> **What is being asked**: The data must be written out once more, precisely as given.

[Extracted records]
○ ○ ○ ○ ○ ○ ○

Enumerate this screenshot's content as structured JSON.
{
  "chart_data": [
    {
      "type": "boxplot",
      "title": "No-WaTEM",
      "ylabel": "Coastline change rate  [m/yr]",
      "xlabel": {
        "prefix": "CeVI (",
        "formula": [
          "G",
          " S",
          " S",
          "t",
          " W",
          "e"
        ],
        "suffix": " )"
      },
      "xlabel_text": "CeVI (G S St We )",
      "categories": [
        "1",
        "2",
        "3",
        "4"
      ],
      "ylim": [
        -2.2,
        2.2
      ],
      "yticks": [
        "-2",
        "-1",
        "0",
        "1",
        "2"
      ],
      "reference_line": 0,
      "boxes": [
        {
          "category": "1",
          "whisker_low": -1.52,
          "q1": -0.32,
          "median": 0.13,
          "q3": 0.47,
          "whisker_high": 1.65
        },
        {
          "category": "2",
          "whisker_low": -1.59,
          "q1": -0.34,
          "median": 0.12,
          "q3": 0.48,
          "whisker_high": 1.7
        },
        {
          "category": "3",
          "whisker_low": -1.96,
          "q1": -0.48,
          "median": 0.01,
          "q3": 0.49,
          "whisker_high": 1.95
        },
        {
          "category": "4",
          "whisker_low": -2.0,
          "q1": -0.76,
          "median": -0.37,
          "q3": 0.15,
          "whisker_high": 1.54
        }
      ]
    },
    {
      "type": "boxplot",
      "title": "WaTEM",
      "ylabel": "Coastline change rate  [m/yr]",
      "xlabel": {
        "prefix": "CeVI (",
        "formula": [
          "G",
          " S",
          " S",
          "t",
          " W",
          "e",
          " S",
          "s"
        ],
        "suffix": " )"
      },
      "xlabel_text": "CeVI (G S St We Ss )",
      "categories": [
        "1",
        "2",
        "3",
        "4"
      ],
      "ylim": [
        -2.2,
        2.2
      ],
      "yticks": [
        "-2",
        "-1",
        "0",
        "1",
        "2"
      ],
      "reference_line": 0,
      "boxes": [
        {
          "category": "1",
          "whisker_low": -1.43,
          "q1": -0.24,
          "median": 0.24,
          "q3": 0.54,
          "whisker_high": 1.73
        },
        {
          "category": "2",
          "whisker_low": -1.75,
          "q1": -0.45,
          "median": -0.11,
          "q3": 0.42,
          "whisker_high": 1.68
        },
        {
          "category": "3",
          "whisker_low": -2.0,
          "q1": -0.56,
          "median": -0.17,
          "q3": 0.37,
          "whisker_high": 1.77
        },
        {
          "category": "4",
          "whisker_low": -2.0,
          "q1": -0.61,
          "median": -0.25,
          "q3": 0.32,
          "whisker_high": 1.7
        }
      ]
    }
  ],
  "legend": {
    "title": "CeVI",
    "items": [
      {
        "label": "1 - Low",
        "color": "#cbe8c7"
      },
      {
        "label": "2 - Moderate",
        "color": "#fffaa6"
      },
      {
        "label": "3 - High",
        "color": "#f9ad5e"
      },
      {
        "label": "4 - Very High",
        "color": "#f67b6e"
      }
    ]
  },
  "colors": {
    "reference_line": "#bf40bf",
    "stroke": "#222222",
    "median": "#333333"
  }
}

○ ○ ○ ○ ○ ○ ○

> **Output for this task**:
Enumerate this screenshot's content as structured JSON.
{
  "chart_data": [
    {
      "type": "boxplot",
      "title": "No-WaTEM",
      "ylabel": "Coastline change rate  [m/yr]",
      "xlabel": {
        "prefix": "CeVI (",
        "formula": [
          "G",
          " S",
          " S",
          "t",
          " W",
          "e"
        ],
        "suffix": " )"
      },
      "xlabel_text": "CeVI (G S St We )",
      "categories": [
        "1",
        "2",
        "3",
        "4"
      ],
      "ylim": [
        -2.2,
        2.2
      ],
      "yticks": [
        "-2",
        "-1",
        "0",
        "1",
        "2"
      ],
      "reference_line": 0,
      "boxes": [
        {
          "category": "1",
          "whisker_low": -1.52,
          "q1": -0.32,
          "median": 0.13,
          "q3": 0.47,
          "whisker_high": 1.65
        },
        {
          "category": "2",
          "whisker_low": -1.59,
          "q1": -0.34,
          "median": 0.12,
          "q3": 0.48,
          "whisker_high": 1.7
        },
        {
          "category": "3",
          "whisker_low": -1.96,
          "q1": -0.48,
          "median": 0.01,
          "q3": 0.49,
          "whisker_high": 1.95
        },
        {
          "category": "4",
          "whisker_low": -2.0,
          "q1": -0.76,
          "median": -0.37,
          "q3": 0.15,
          "whisker_high": 1.54
        }
      ]
    },
    {
      "type": "boxplot",
      "title": "WaTEM",
      "ylabel": "Coastline change rate  [m/yr]",
      "xlabel": {
        "prefix": "CeVI (",
        "formula": [
          "G",
          " S",
          " S",
          "t",
          " W",
          "e",
          " S",
          "s"
        ],
        "suffix": " )"
      },
      "xlabel_text": "CeVI (G S St We Ss )",
      "categories": [
        "1",
        "2",
        "3",
        "4"
      ],
      "ylim": [
        -2.2,
        2.2
      ],
      "yticks": [
        "-2",
        "-1",
        "0",
        "1",
        "2"
      ],
      "reference_line": 0,
      "boxes": [
        {
          "category": "1",
          "whisker_low": -1.43,
          "q1": -0.24,
          "median": 0.24,
          "q3": 0.54,
          "whisker_high": 1.73
        },
        {
          "category": "2",
          "whisker_low": -1.75,
          "q1": -0.45,
          "median": -0.11,
          "q3": 0.42,
          "whisker_high": 1.68
        },
        {
          "category": "3",
          "whisker_low": -2.0,
          "q1": -0.56,
          "median": -0.17,
          "q3": 0.37,
          "whisker_high": 1.77
        },
        {
          "category": "4",
          "whisker_low": -2.0,
          "q1": -0.61,
          "median": -0.25,
          "q3": 0.32,
          "whisker_high": 1.7
        }
      ]
    }
  ],
  "legend": {
    "title": "CeVI",
    "items": [
      {
        "label": "1 - Low",
        "color": "#cbe8c7"
      },
      {
        "label": "2 - Moderate",
        "color": "#fffaa6"
      },
      {
        "label": "3 - High",
        "color": "#f9ad5e"
      },
      {
        "label": "4 - Very High",
        "color": "#f67b6e"
      }
    ]
  },
  "colors": {
    "reference_line": "#bf40bf",
    "stroke": "#222222",
    "median": "#333333"
  }
}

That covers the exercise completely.